▶ **PASSAGE GIVEN**

[BEGIN]

Consider, if you will, the metric of maintenance cost. Maintenance cost is defined as the sum total of maintenance labor, maintenance materials, contractors used to perform maintenance work, capital maintenance, and the cost of all projects to replace worn out assets. Reducing maintenance cost would appear, on the surface, to be a worthwhile goal, and any efforts that would demonstrate a reduction in maintenance cost would appear to “look good.” If this were the measure upon which your performance review was based, and on which your compensation might depend, you would work hard to reduce maintenance costs wherever you could.

This approach, however, might not be right for the overall health of the organization. A simple way to reduce maintenance costs, for example, would be to shut equipment down. If it doesn’t run, it doesn’t need much maintenance. Such an approach, however, wouldn’t be good for the organization as a whole as the reason the company has the equipment in the first place is that it is used to produce something of worth. Shutting down the equipment may save on maintenance, but it costs the company in revenue. Looking at maintenance costs as a percentage of revenue generated provides a more useful measure, and one that can be compared year over year.

“A stitch in time saves nine.” ~ Proverb

Another approach may be to delay maintenance until the next reporting period. Certainly, the maintenance avoided this year would make this year’s metrics look good, but the following year there would be additional work to catch up on. Indeed, if equipment were allowed to deteriorate (through delayed maintenance), more serious repairs might be needed. True, these repairs would show up in the following year’s costs rather than the current year’s, but by focusing solely on saving maintenance money this year would ultimately be worse for the company in the long run.

“What gets measured gets managed.” ~ Peter Drucker

This is not to say that metrics are bad; to the contrary. Metrics are absolutely necessary in order to maintain and improve; to identify what works and what doesn’t; to ensure that changes result in positive outcomes and not negative.

THE IMPORTANT THING TO UNDERSTAND IS HOW THE ASPECT OF PERFORMANCE BEING MEASURED CONTRIBUTES TO AND REFLECTS THE OVERALL SUCCESS OF THE ORGANIZATION.

With respect to industrial reliability, there has been an evolution of metrics. Some terms, like Mean Time Between Failures (MTBF) and Mean Time To Repair (MTTR), have been in use for years and are important measures to know and understand. But as reliability has evolved, so have the metrics that we use. In the early days of reliability prior to World War II, the main effort was to decrease MTTR. Equipment ran until it broke, and getting it back up and running quickly was paramount. The worker who could get a machine back into service the fastest was a hero. What often resulted is equipment that would fail frequently but would be repaired and put back in service in short order. MTTR was what was being measured, so MTTR was what improved.

[END]

▶ **PROVIDED RECORDS**
[BEGIN]

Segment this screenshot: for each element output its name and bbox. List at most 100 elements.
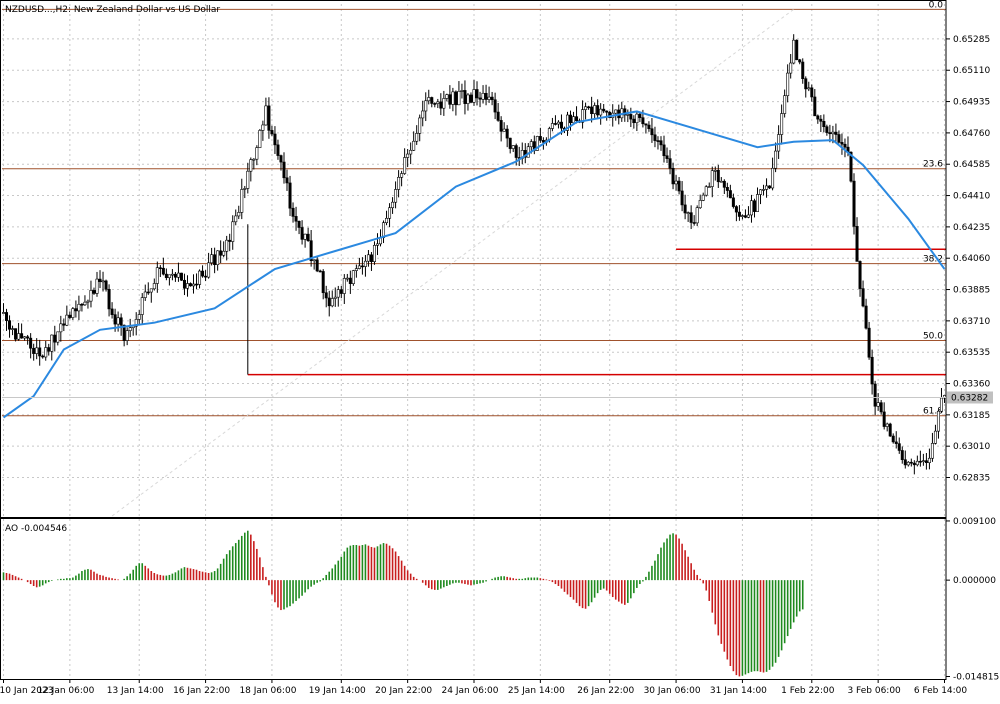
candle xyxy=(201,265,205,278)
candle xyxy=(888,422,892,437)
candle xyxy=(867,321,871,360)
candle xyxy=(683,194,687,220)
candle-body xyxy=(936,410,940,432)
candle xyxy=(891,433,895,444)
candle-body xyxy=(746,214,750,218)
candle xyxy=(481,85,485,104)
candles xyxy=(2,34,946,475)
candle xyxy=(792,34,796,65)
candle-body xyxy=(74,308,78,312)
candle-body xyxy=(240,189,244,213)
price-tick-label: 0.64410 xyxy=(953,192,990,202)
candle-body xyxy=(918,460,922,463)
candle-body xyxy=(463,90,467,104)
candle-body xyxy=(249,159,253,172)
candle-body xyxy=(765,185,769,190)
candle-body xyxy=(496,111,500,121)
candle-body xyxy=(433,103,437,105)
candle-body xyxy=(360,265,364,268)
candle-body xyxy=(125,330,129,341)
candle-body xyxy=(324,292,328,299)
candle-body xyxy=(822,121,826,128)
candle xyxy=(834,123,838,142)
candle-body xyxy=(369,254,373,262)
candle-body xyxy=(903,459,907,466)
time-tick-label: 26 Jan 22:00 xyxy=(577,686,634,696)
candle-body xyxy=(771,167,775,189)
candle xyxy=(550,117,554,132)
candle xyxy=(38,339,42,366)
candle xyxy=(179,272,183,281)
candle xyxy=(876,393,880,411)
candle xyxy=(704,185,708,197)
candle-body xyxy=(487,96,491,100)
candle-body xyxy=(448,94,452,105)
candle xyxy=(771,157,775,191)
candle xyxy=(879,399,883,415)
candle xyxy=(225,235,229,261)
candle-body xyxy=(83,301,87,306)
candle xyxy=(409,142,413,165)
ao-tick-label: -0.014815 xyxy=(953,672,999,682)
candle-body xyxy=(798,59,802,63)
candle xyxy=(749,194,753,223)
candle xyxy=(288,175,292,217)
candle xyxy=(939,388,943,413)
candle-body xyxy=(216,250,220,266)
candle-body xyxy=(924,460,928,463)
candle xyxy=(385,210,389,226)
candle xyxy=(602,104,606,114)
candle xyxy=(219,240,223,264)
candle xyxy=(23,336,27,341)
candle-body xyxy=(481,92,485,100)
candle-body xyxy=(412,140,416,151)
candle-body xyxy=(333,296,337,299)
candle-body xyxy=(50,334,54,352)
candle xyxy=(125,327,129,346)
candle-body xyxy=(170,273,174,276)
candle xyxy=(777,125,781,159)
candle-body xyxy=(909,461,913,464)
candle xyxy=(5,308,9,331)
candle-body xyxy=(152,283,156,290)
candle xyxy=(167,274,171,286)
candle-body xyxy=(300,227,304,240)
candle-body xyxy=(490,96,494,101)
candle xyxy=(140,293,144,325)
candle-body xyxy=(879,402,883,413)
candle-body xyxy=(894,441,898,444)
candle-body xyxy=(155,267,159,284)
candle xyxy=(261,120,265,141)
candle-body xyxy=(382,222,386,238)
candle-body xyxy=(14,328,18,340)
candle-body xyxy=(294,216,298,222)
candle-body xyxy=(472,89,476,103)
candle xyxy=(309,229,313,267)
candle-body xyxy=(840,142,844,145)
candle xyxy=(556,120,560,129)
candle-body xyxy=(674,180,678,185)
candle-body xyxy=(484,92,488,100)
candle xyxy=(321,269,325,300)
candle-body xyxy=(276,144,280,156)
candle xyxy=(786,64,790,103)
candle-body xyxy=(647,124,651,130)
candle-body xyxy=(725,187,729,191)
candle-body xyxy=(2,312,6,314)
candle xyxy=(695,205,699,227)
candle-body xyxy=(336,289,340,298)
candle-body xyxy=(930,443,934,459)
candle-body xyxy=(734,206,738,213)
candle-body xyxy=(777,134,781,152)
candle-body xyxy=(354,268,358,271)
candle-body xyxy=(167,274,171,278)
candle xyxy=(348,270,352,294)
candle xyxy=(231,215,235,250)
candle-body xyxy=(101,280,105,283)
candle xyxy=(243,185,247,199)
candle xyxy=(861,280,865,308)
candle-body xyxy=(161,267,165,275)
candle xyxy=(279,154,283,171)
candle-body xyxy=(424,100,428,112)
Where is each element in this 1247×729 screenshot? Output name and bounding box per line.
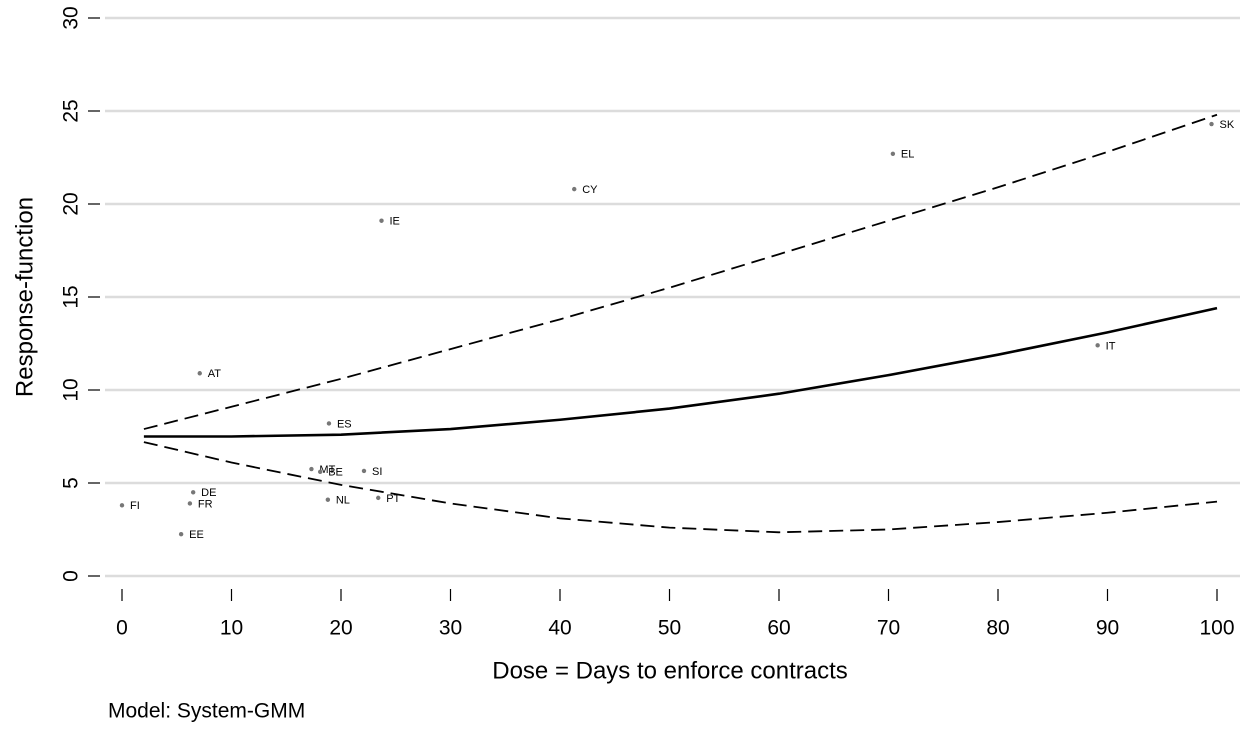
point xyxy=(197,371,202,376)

[END]

▶ **EXERCISE SET**
A: For each statement, say yes or no according to the passage on maintenance metrics, and quote the words from it that decide the answer. (i) Maintenance cost includes the cost of projects to replace worn out assets. (ii) Delaying maintenance would make the following year's metrics look good. (iii) Before World War II, the main effort in reliability was to decrease MTBF.
B: Write the next part of the passage on maintenance metrics, starting after its final sentence.
The records can be left aside.

▶ **SOLVED TASKS**
A:
(i) Yes: "and the cost of all projects to replace worn out assets"
(ii) No: "the maintenance avoided this year would make this year’s metrics look good, but the following year there would be additional work to catch up on"
(iii) No: "In the early days of reliability prior to World War II, the main effort was to decrease MTTR"

B:
With the advent of organized reliability thinking after World War II, efforts shifted to increasing MTBF by doing preventative maintenance; replacing parts on a fixed scheduled before they wore out. This was done on the assumption that scheduled maintenance events would total less time and be less costly than repairing a machine after a total failure, an assumption that was (and is) true. A significant performance measure that developed was the percentage of preventative maintenance tasks completed on schedule, meaning that those who scheduled their work most efficiently were rewarded. Equipment downtime for scheduled maintenance is time that the equipment cannot produce, however, so while on-time preventative maintenance was working to increase MTBF, there was still a price to be paid with respect to equipment availability.

With ever-increasing pressures to do more with less, new maintenance philosophies have come about, along with new performance metrics. Manufacturers are no longer stockpiling huge amounts of raw materials or partially finished items; lean manufacturing is now the norm. The output from one stage of a process immediately is fed to the input of the next, with little to no standby work-in-progress inventory. For lean processes to work, however, each stage of the process must be as reliable as the next. Equipment cannot be taken down so that good parts can be replaced by new good parts; if a piece of equipment is to be taken down it should be done based on an identified need and not some arbitrary timetable. Equipment cannot be kept idle; it must be available to produce as much of the time as possible.

A more holistic approach to maintenance has resulted from these changes. While it was previously acceptable to look at individual pieces of equipment in isolation, it is now important to consider each piece in relationship to the overall process. Determining how a failure might occur and what effect that failure would have elsewhere allows the determination of what is critical to the process and what is not. Maintenance dollars can then be spent where they result in the greatest benefits. For all of this to work, however, the performance metrics used must be relevant to the goals the company wants to achieve.

Consider a trucking company wanting to maximize profits by improving the reliability of its fleet. Oil analysis has been proven to be an effective way of improving reliability, so the company embarks on a program to have 1000 oil samples analyzed annually. The company still changes its engine oils on a 250 run-time-hour cycle, and rebuilds or replaces its engines based on a 20,000 run-time-hour schedule. It sets performance measures based on the number of samples analyzed in a year, the percentage of engine oil changes done on time, and the number of engine overhauls completed on time. All noble goals, all measurable, and all achievable. With some effort and attention, the company can set targets, meet them, raise them, and meet them again, thus looking good to anyone who looks at the metrics. The problem is, none of the metrics address the primary goal of maximizing profits. If the company were to measure its maintenance expenditures as a function of revenues, however, it would not look at the number of oil samples analyzed but the decisions and savings arising from those samples. It could work to optimize oil drain intervals based on oil condition instead of a fixed cycle. It could rebuild or replace engines based on condition rather than solely on run-time hours, extending the useful life of the equipment. It could benchmark itself against other companies and adopt best practices, then see how those practices affect profitability.


Fluid Life’s Reliability Services Team can assist you in ensuring that your reliability metrics are linked to your company’s success; that you are optimizing your maintenance budget through oil analysis and not just analyzing samples. We can help you build a better, more robust and more effective program, with services that provide as much or as little assistance as you require. Contact a Fluid Life representative for more information about how to get real value from your oil analysis.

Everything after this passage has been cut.